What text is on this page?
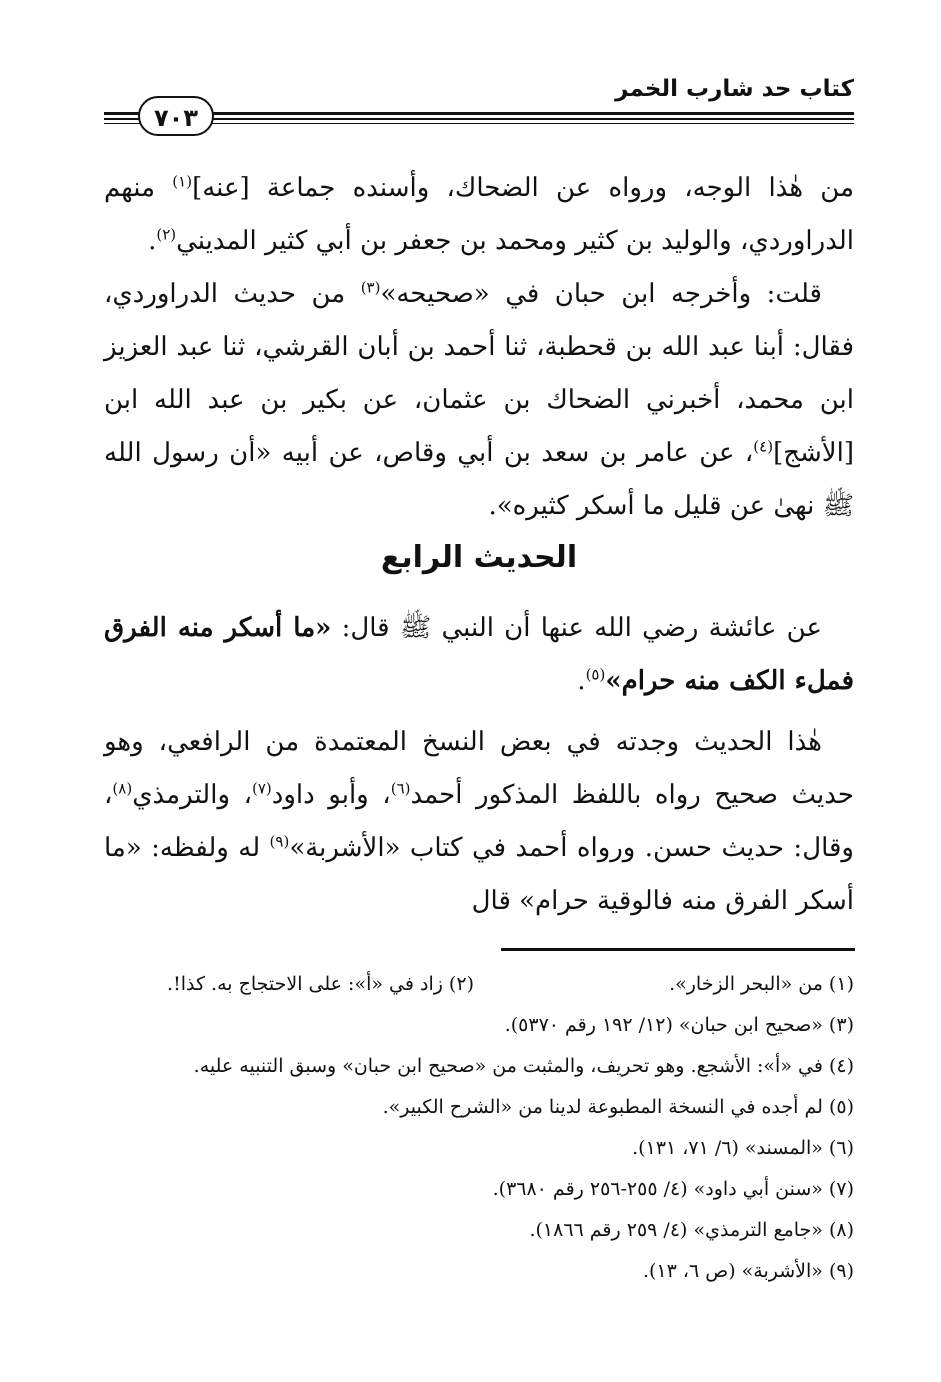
كتاب حد شارب الخمر
٧٠٣

من هٰذا الوجه، ورواه عن الضحاك، وأسنده جماعة [عنه]$^{(١)}$ منهم الدراوردي، والوليد بن كثير ومحمد بن جعفر بن أبي كثير المديني$^{(٢)}$.

قلت: وأخرجه ابن حبان في «صحيحه»$^{(٣)}$ من حديث الدراوردي، فقال: أبنا عبد الله بن قحطبة، ثنا أحمد بن أبان القرشي، ثنا عبد العزيز ابن محمد، أخبرني الضحاك بن عثمان، عن بكير بن عبد الله ابن [الأشج]$^{(٤)}$، عن عامر بن سعد بن أبي وقاص، عن أبيه «أن رسول الله ﷺ نهىٰ عن قليل ما أسكر كثيره».

الحديث الرابع

عن عائشة رضي الله عنها أن النبي ﷺ قال: «ما أسكر منه الفرق فملء الكف منه حرام»$^{(٥)}$.

هٰذا الحديث وجدته في بعض النسخ المعتمدة من الرافعي، وهو حديث صحيح رواه باللفظ المذكور أحمد$^{(٦)}$، وأبو داود$^{(٧)}$، والترمذي$^{(٨)}$، وقال: حديث حسن. ورواه أحمد في كتاب «الأشربة»$^{(٩)}$ له ولفظه: «ما أسكر الفرق منه فالوقية حرام» قال

(١) من «البحر الزخار».
(٢) زاد في «أ»: على الاحتجاج به. كذا!.
(٣) «صحيح ابن حبان» (١٢/ ١٩٢ رقم ٥٣٧٠).
(٤) في «أ»: الأشجع. وهو تحريف، والمثبت من «صحيح ابن حبان» وسبق التنبيه عليه.
(٥) لم أجده في النسخة المطبوعة لدينا من «الشرح الكبير».
(٦) «المسند» (٦/ ٧١، ١٣١).
(٧) «سنن أبي داود» (٤/ ٢٥٥-٢٥٦ رقم ٣٦٨٠).
(٨) «جامع الترمذي» (٤/ ٢٥٩ رقم ١٨٦٦).
(٩) «الأشربة» (ص ٦، ١٣).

◆ ◆ ◆ ◆

## [What is expected]
Copy the records exactly. Skip the pictures.

## [Finished task]
What text is on this page?
كتاب حد شارب الخمر
٧٠٣

من هٰذا الوجه، ورواه عن الضحاك، وأسنده جماعة [عنه]$^{(١)}$ منهم الدراوردي، والوليد بن كثير ومحمد بن جعفر بن أبي كثير المديني$^{(٢)}$.

قلت: وأخرجه ابن حبان في «صحيحه»$^{(٣)}$ من حديث الدراوردي، فقال: أبنا عبد الله بن قحطبة، ثنا أحمد بن أبان القرشي، ثنا عبد العزيز ابن محمد، أخبرني الضحاك بن عثمان، عن بكير بن عبد الله ابن [الأشج]$^{(٤)}$، عن عامر بن سعد بن أبي وقاص، عن أبيه «أن رسول الله ﷺ نهىٰ عن قليل ما أسكر كثيره».

الحديث الرابع

عن عائشة رضي الله عنها أن النبي ﷺ قال: «ما أسكر منه الفرق فملء الكف منه حرام»$^{(٥)}$.

هٰذا الحديث وجدته في بعض النسخ المعتمدة من الرافعي، وهو حديث صحيح رواه باللفظ المذكور أحمد$^{(٦)}$، وأبو داود$^{(٧)}$، والترمذي$^{(٨)}$، وقال: حديث حسن. ورواه أحمد في كتاب «الأشربة»$^{(٩)}$ له ولفظه: «ما أسكر الفرق منه فالوقية حرام» قال

(١) من «البحر الزخار».
(٢) زاد في «أ»: على الاحتجاج به. كذا!.
(٣) «صحيح ابن حبان» (١٢/ ١٩٢ رقم ٥٣٧٠).
(٤) في «أ»: الأشجع. وهو تحريف، والمثبت من «صحيح ابن حبان» وسبق التنبيه عليه.
(٥) لم أجده في النسخة المطبوعة لدينا من «الشرح الكبير».
(٦) «المسند» (٦/ ٧١، ١٣١).
(٧) «سنن أبي داود» (٤/ ٢٥٥-٢٥٦ رقم ٣٦٨٠).
(٨) «جامع الترمذي» (٤/ ٢٥٩ رقم ١٨٦٦).
(٩) «الأشربة» (ص ٦، ١٣).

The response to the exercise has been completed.